Dataset entries:
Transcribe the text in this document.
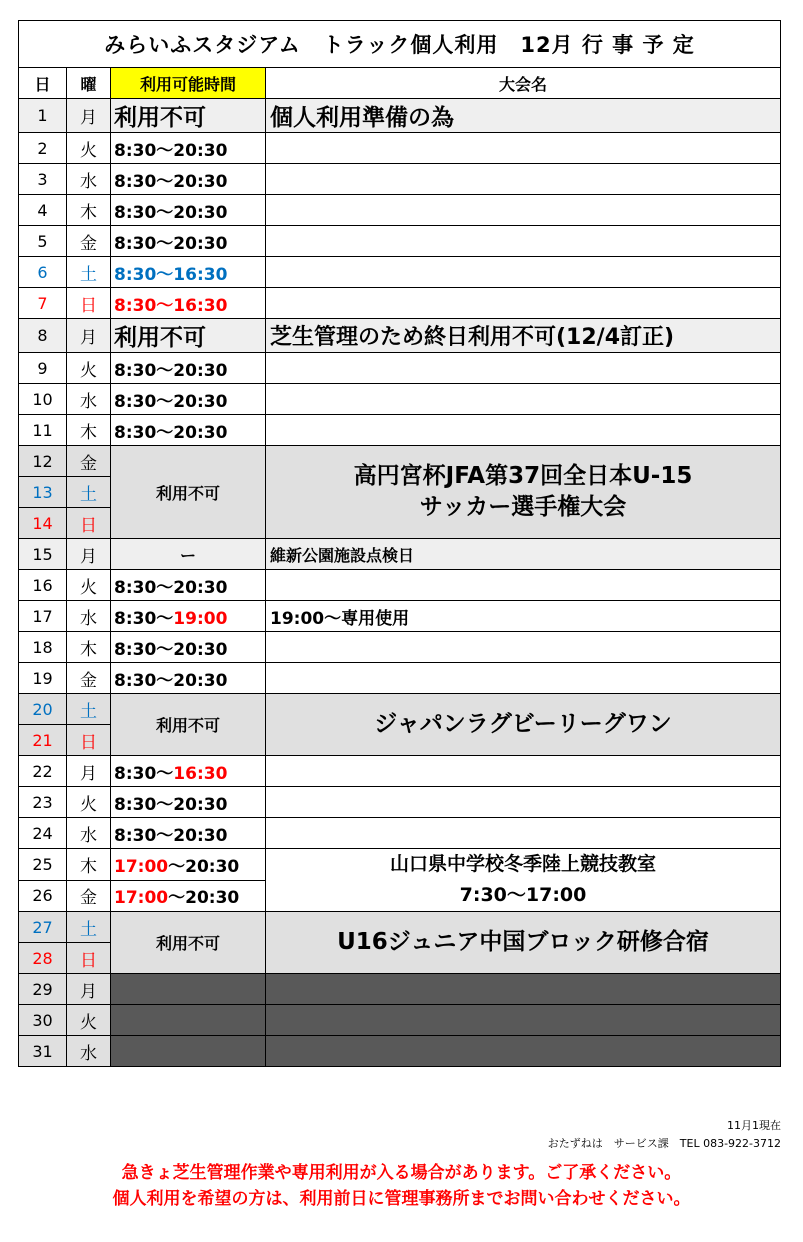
みらいふスタジアム　トラック個人利用　12月 行 事 予 定			
日	曜	利用可能時間	大会名
1	月	利用不可	個人利用準備の為
2	火	8:30〜20:30	
3	水	8:30〜20:30	
4	木	8:30〜20:30	
5	金	8:30〜20:30	
6	土	8:30〜16:30	
7	日	8:30〜16:30	
8	月	利用不可	芝生管理のため終日利用不可(12/4訂正)
9	火	8:30〜20:30	
10	水	8:30〜20:30	
11	木	8:30〜20:30	
12	金	利用不可	高円宮杯JFA第37回全日本U-15
サッカー選手権大会

13	土		
14	日		
15	月	ー	維新公園施設点検日
16	火	8:30〜20:30	
17	水	8:30〜19:00	19:00〜専用使用
18	木	8:30〜20:30	
19	金	8:30〜20:30	
20	土	利用不可	ジャパンラグビーリーグワン
21	日		
22	月	8:30〜16:30	
23	火	8:30〜20:30	
24	水	8:30〜20:30	
25	木	17:00〜20:30	山口県中学校冬季陸上競技教室
7:30〜17:00

26	金	17:00〜20:30	
27	土	利用不可	U16ジュニア中国ブロック研修合宿
28	日		
29	月		
30	火		
31	水		
11月1現在
おたずねは　サービス課　TEL 083-922-3712
急きょ芝生管理作業や専用利用が入る場合があります。ご了承ください。
個人利用を希望の方は、利用前日に管理事務所までお問い合わせください。
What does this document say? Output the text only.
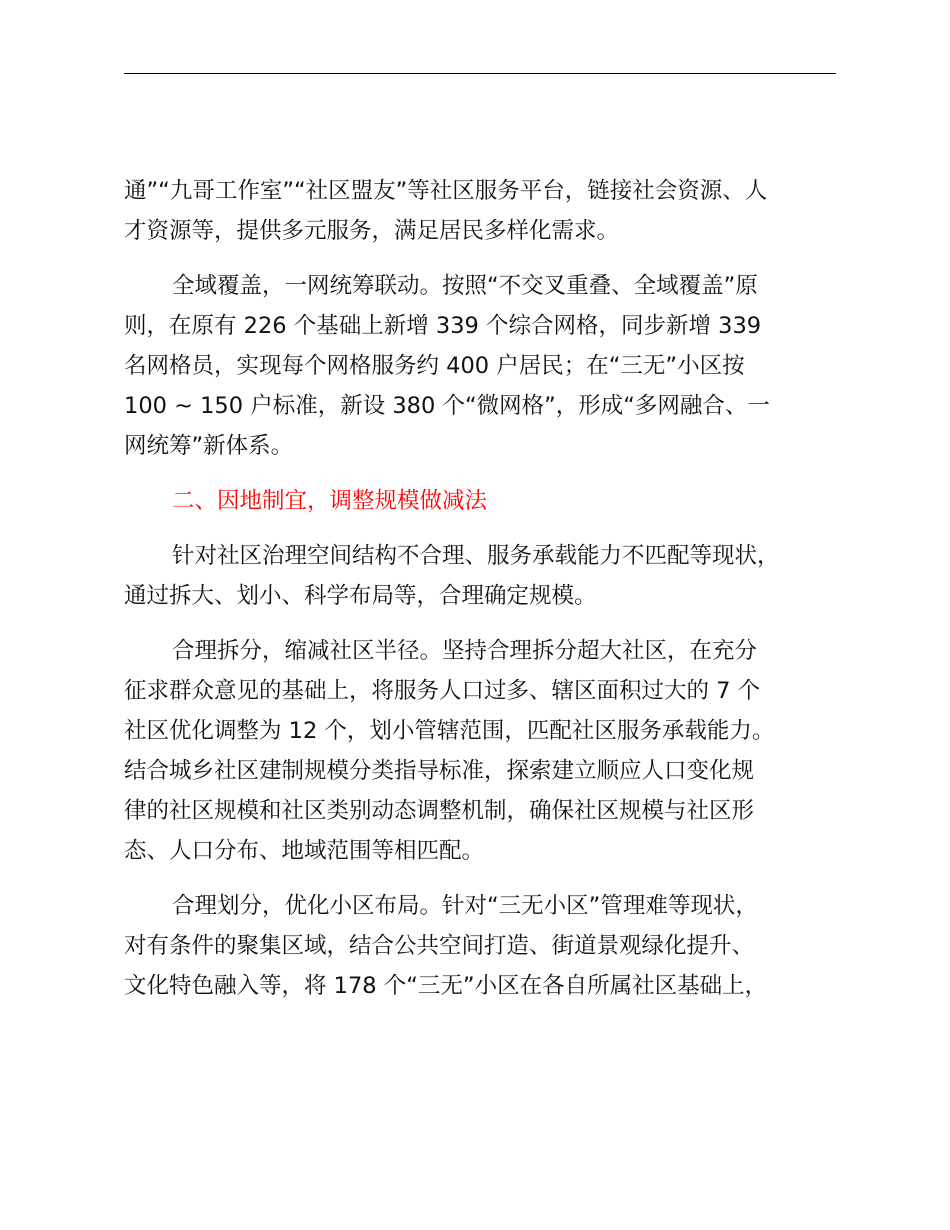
通”“九哥工作室”“社区盟友”等社区服务平台，链接社会资源、人
才资源等，提供多元服务，满足居民多样化需求。

全域覆盖，一网统筹联动。按照“不交叉重叠、全域覆盖”原
则，在原有 226 个基础上新增 339 个综合网格，同步新增 339
名网格员，实现每个网格服务约 400 户居民；在“三无”小区按
100 ~ 150 户标准，新设 380 个“微网格”，形成“多网融合、一
网统筹”新体系。

二、因地制宜，调整规模做减法

针对社区治理空间结构不合理、服务承载能力不匹配等现状，
通过拆大、划小、科学布局等，合理确定规模。

合理拆分，缩减社区半径。坚持合理拆分超大社区，在充分
征求群众意见的基础上，将服务人口过多、辖区面积过大的 7 个
社区优化调整为 12 个，划小管辖范围，匹配社区服务承载能力。
结合城乡社区建制规模分类指导标准，探索建立顺应人口变化规
律的社区规模和社区类别动态调整机制，确保社区规模与社区形
态、人口分布、地域范围等相匹配。

合理划分，优化小区布局。针对“三无小区”管理难等现状，
对有条件的聚集区域，结合公共空间打造、街道景观绿化提升、
文化特色融入等，将 178 个“三无”小区在各自所属社区基础上，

= Instruction =
Leave out the pictures and copy every record above exactly.

= Right answer =
Transcribe the text in this document.
みらいふスタジアム　トラック個人利用　12月 行 事 予 定			
日	曜	利用可能時間	大会名
1	月	利用不可	個人利用準備の為
2	火	8:30〜20:30	
3	水	8:30〜20:30	
4	木	8:30〜20:30	
5	金	8:30〜20:30	
6	土	8:30〜16:30	
7	日	8:30〜16:30	
8	月	利用不可	芝生管理のため終日利用不可(12/4訂正)
9	火	8:30〜20:30	
10	水	8:30〜20:30	
11	木	8:30〜20:30	
12	金	利用不可	高円宮杯JFA第37回全日本U-15
サッカー選手権大会

13	土		
14	日		
15	月	ー	維新公園施設点検日
16	火	8:30〜20:30	
17	水	8:30〜19:00	19:00〜専用使用
18	木	8:30〜20:30	
19	金	8:30〜20:30	
20	土	利用不可	ジャパンラグビーリーグワン
21	日		
22	月	8:30〜16:30	
23	火	8:30〜20:30	
24	水	8:30〜20:30	
25	木	17:00〜20:30	山口県中学校冬季陸上競技教室
7:30〜17:00

26	金	17:00〜20:30	
27	土	利用不可	U16ジュニア中国ブロック研修合宿
28	日		
29	月		
30	火		
31	水		
11月1現在
おたずねは　サービス課　TEL 083-922-3712
急きょ芝生管理作業や専用利用が入る場合があります。ご了承ください。
個人利用を希望の方は、利用前日に管理事務所までお問い合わせください。
What does this document say? Output the text only.
通”“九哥工作室”“社区盟友”等社区服务平台，链接社会资源、人
才资源等，提供多元服务，满足居民多样化需求。

全域覆盖，一网统筹联动。按照“不交叉重叠、全域覆盖”原
则，在原有 226 个基础上新增 339 个综合网格，同步新增 339
名网格员，实现每个网格服务约 400 户居民；在“三无”小区按
100 ~ 150 户标准，新设 380 个“微网格”，形成“多网融合、一
网统筹”新体系。

二、因地制宜，调整规模做减法

针对社区治理空间结构不合理、服务承载能力不匹配等现状，
通过拆大、划小、科学布局等，合理确定规模。

合理拆分，缩减社区半径。坚持合理拆分超大社区，在充分
征求群众意见的基础上，将服务人口过多、辖区面积过大的 7 个
社区优化调整为 12 个，划小管辖范围，匹配社区服务承载能力。
结合城乡社区建制规模分类指导标准，探索建立顺应人口变化规
律的社区规模和社区类别动态调整机制，确保社区规模与社区形
态、人口分布、地域范围等相匹配。

合理划分，优化小区布局。针对“三无小区”管理难等现状，
对有条件的聚集区域，结合公共空间打造、街道景观绿化提升、
文化特色融入等，将 178 个“三无”小区在各自所属社区基础上，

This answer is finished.